Without the pictures, give the entries below again exactly as written.

Some records
* * * * * * * * *

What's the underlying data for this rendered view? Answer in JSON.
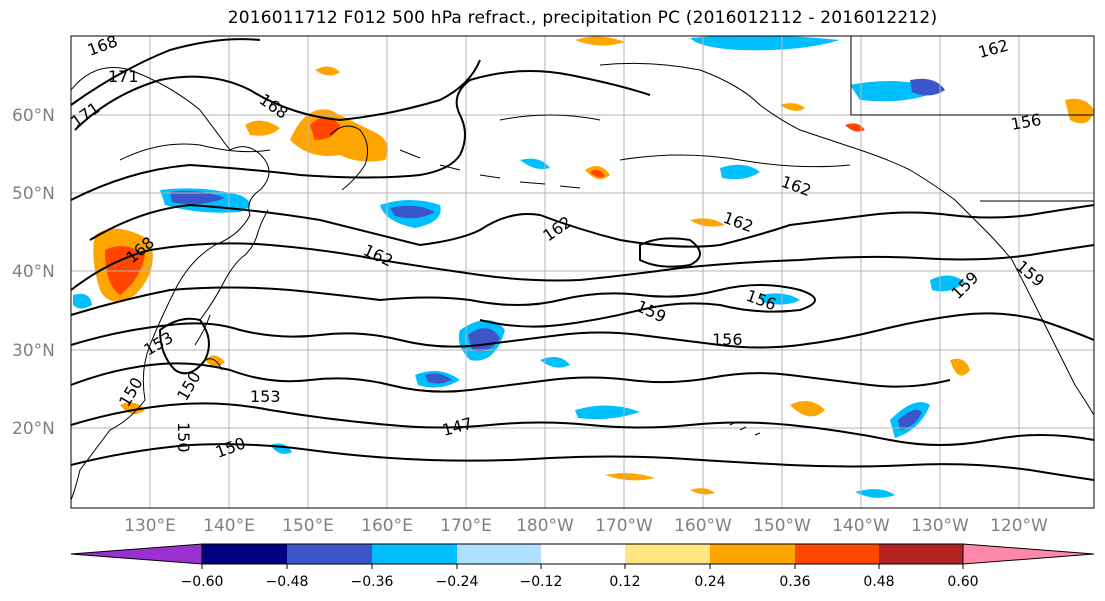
{
  "title": "2016011712 F012 500 hPa refract., precipitation PC (2016012112 - 2016012212)",
  "map": {
    "lat_ticks": [
      "20°N",
      "30°N",
      "40°N",
      "50°N",
      "60°N"
    ],
    "lon_ticks": [
      "130°E",
      "140°E",
      "150°E",
      "160°E",
      "170°E",
      "180°W",
      "170°W",
      "160°W",
      "150°W",
      "140°W",
      "130°W",
      "120°W"
    ],
    "contour_labels": [
      "168",
      "171",
      "171",
      "168",
      "168",
      "162",
      "162",
      "162",
      "162",
      "162",
      "159",
      "159",
      "159",
      "156",
      "156",
      "156",
      "153",
      "153",
      "150",
      "150",
      "150",
      "150",
      "147"
    ]
  },
  "colorbar": {
    "labels": [
      "−0.60",
      "−0.48",
      "−0.36",
      "−0.24",
      "−0.12",
      "0.12",
      "0.24",
      "0.36",
      "0.48",
      "0.60"
    ],
    "colors": [
      "#9b30d0",
      "#000080",
      "#3a56c8",
      "#00bfff",
      "#b0e0ff",
      "#ffffff",
      "#ffe680",
      "#ffa500",
      "#ff4500",
      "#b22222",
      "#ff88aa"
    ]
  },
  "colors": {
    "coast": "#000000",
    "grid": "#b4b4b4",
    "contour": "#000000"
  }
}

* * * * * * * * *

Written reply
What's the underlying data for this rendered view? Answer in JSON.
{
  "title": "2016011712 F012 500 hPa refract., precipitation PC (2016012112 - 2016012212)",
  "map": {
    "lat_ticks": [
      "20°N",
      "30°N",
      "40°N",
      "50°N",
      "60°N"
    ],
    "lon_ticks": [
      "130°E",
      "140°E",
      "150°E",
      "160°E",
      "170°E",
      "180°W",
      "170°W",
      "160°W",
      "150°W",
      "140°W",
      "130°W",
      "120°W"
    ],
    "contour_labels": [
      "168",
      "171",
      "171",
      "168",
      "168",
      "162",
      "162",
      "162",
      "162",
      "162",
      "159",
      "159",
      "159",
      "156",
      "156",
      "156",
      "153",
      "153",
      "150",
      "150",
      "150",
      "150",
      "147"
    ]
  },
  "colorbar": {
    "labels": [
      "−0.60",
      "−0.48",
      "−0.36",
      "−0.24",
      "−0.12",
      "0.12",
      "0.24",
      "0.36",
      "0.48",
      "0.60"
    ],
    "colors": [
      "#9b30d0",
      "#000080",
      "#3a56c8",
      "#00bfff",
      "#b0e0ff",
      "#ffffff",
      "#ffe680",
      "#ffa500",
      "#ff4500",
      "#b22222",
      "#ff88aa"
    ]
  },
  "colors": {
    "coast": "#000000",
    "grid": "#b4b4b4",
    "contour": "#000000"
  }
}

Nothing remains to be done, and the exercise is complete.